Exactly reproduce the lines that follow.
--- start of Source records ---
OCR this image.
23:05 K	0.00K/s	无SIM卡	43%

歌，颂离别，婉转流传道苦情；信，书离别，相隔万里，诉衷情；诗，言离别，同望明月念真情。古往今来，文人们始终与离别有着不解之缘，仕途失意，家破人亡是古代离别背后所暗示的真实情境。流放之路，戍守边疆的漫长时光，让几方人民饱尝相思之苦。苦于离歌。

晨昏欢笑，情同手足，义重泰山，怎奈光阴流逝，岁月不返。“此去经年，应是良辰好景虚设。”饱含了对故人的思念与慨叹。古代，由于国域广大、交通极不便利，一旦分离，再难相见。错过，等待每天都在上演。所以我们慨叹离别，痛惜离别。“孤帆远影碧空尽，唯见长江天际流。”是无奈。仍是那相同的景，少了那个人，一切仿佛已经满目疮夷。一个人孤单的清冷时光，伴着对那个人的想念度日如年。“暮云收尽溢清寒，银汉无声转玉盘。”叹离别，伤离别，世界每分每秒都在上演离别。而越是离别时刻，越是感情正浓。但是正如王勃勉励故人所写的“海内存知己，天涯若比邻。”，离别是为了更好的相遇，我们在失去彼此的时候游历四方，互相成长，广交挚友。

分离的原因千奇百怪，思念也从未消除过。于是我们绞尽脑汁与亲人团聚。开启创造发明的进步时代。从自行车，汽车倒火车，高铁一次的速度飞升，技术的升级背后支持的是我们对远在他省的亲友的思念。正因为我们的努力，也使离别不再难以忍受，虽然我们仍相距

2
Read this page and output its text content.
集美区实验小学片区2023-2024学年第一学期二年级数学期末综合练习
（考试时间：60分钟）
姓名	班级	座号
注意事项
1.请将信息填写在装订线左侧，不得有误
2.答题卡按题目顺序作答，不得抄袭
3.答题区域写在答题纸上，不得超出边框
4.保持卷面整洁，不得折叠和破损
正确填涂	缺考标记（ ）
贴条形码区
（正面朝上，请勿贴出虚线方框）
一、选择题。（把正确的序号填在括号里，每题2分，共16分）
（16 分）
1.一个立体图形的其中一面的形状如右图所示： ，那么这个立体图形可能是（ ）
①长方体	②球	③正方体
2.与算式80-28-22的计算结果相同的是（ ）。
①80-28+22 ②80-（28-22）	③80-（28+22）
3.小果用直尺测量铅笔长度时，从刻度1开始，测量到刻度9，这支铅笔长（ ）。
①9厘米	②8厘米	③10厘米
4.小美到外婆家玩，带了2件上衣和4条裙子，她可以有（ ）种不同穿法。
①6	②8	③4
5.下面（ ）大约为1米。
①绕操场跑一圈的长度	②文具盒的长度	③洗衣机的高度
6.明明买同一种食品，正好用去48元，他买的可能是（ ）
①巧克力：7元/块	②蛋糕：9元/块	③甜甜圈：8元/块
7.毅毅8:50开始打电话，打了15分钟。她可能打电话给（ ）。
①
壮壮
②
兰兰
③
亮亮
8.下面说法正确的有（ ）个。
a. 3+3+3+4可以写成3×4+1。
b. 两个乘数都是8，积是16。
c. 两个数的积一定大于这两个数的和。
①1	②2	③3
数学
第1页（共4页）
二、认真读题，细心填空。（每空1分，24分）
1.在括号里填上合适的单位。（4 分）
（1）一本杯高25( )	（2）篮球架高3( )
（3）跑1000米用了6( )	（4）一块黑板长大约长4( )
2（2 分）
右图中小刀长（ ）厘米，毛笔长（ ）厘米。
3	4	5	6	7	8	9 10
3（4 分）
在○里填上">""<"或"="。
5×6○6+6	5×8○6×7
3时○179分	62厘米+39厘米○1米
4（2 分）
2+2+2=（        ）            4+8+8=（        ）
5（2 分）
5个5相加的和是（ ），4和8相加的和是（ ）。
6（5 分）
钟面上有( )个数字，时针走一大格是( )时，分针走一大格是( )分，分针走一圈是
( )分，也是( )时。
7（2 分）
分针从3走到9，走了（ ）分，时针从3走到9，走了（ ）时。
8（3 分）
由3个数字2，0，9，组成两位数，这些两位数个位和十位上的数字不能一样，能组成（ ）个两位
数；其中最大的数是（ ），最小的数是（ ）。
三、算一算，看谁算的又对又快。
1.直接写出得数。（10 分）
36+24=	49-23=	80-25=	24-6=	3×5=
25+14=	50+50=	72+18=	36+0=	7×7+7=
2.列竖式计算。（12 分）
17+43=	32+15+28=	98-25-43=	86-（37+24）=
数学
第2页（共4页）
--- end of Source records ---
* Answer in full *
OCR this image.
23:05 K	0.00K/s	无SIM卡	43%

歌，颂离别，婉转流传道苦情；信，书离别，相隔万里，诉衷情；诗，言离别，同望明月念真情。古往今来，文人们始终与离别有着不解之缘，仕途失意，家破人亡是古代离别背后所暗示的真实情境。流放之路，戍守边疆的漫长时光，让几方人民饱尝相思之苦。苦于离歌。

晨昏欢笑，情同手足，义重泰山，怎奈光阴流逝，岁月不返。“此去经年，应是良辰好景虚设。”饱含了对故人的思念与慨叹。古代，由于国域广大、交通极不便利，一旦分离，再难相见。错过，等待每天都在上演。所以我们慨叹离别，痛惜离别。“孤帆远影碧空尽，唯见长江天际流。”是无奈。仍是那相同的景，少了那个人，一切仿佛已经满目疮夷。一个人孤单的清冷时光，伴着对那个人的想念度日如年。“暮云收尽溢清寒，银汉无声转玉盘。”叹离别，伤离别，世界每分每秒都在上演离别。而越是离别时刻，越是感情正浓。但是正如王勃勉励故人所写的“海内存知己，天涯若比邻。”，离别是为了更好的相遇，我们在失去彼此的时候游历四方，互相成长，广交挚友。

分离的原因千奇百怪，思念也从未消除过。于是我们绞尽脑汁与亲人团聚。开启创造发明的进步时代。从自行车，汽车倒火车，高铁一次的速度飞升，技术的升级背后支持的是我们对远在他省的亲友的思念。正因为我们的努力，也使离别不再难以忍受，虽然我们仍相距

2
Read this page and output its text content.
集美区实验小学片区2023-2024学年第一学期二年级数学期末综合练习
（考试时间：60分钟）
姓名	班级	座号
注意事项
1.请将信息填写在装订线左侧，不得有误
2.答题卡按题目顺序作答，不得抄袭
3.答题区域写在答题纸上，不得超出边框
4.保持卷面整洁，不得折叠和破损
正确填涂	缺考标记（ ）
贴条形码区
（正面朝上，请勿贴出虚线方框）
一、选择题。（把正确的序号填在括号里，每题2分，共16分）
（16 分）
1.一个立体图形的其中一面的形状如右图所示： ，那么这个立体图形可能是（ ）
①长方体	②球	③正方体
2.与算式80-28-22的计算结果相同的是（ ）。
①80-28+22 ②80-（28-22）	③80-（28+22）
3.小果用直尺测量铅笔长度时，从刻度1开始，测量到刻度9，这支铅笔长（ ）。
①9厘米	②8厘米	③10厘米
4.小美到外婆家玩，带了2件上衣和4条裙子，她可以有（ ）种不同穿法。
①6	②8	③4
5.下面（ ）大约为1米。
①绕操场跑一圈的长度	②文具盒的长度	③洗衣机的高度
6.明明买同一种食品，正好用去48元，他买的可能是（ ）
①巧克力：7元/块	②蛋糕：9元/块	③甜甜圈：8元/块
7.毅毅8:50开始打电话，打了15分钟。她可能打电话给（ ）。
①
壮壮
②
兰兰
③
亮亮
8.下面说法正确的有（ ）个。
a. 3+3+3+4可以写成3×4+1。
b. 两个乘数都是8，积是16。
c. 两个数的积一定大于这两个数的和。
①1	②2	③3
数学
第1页（共4页）
二、认真读题，细心填空。（每空1分，24分）
1.在括号里填上合适的单位。（4 分）
（1）一本杯高25( )	（2）篮球架高3( )
（3）跑1000米用了6( )	（4）一块黑板长大约长4( )
2（2 分）
右图中小刀长（ ）厘米，毛笔长（ ）厘米。
3	4	5	6	7	8	9 10
3（4 分）
在○里填上">""<"或"="。
5×6○6+6	5×8○6×7
3时○179分	62厘米+39厘米○1米
4（2 分）
2+2+2=（        ）            4+8+8=（        ）
5（2 分）
5个5相加的和是（ ），4和8相加的和是（ ）。
6（5 分）
钟面上有( )个数字，时针走一大格是( )时，分针走一大格是( )分，分针走一圈是
( )分，也是( )时。
7（2 分）
分针从3走到9，走了（ ）分，时针从3走到9，走了（ ）时。
8（3 分）
由3个数字2，0，9，组成两位数，这些两位数个位和十位上的数字不能一样，能组成（ ）个两位
数；其中最大的数是（ ），最小的数是（ ）。
三、算一算，看谁算的又对又快。
1.直接写出得数。（10 分）
36+24=	49-23=	80-25=	24-6=	3×5=
25+14=	50+50=	72+18=	36+0=	7×7+7=
2.列竖式计算。（12 分）
17+43=	32+15+28=	98-25-43=	86-（37+24）=
数学
第2页（共4页）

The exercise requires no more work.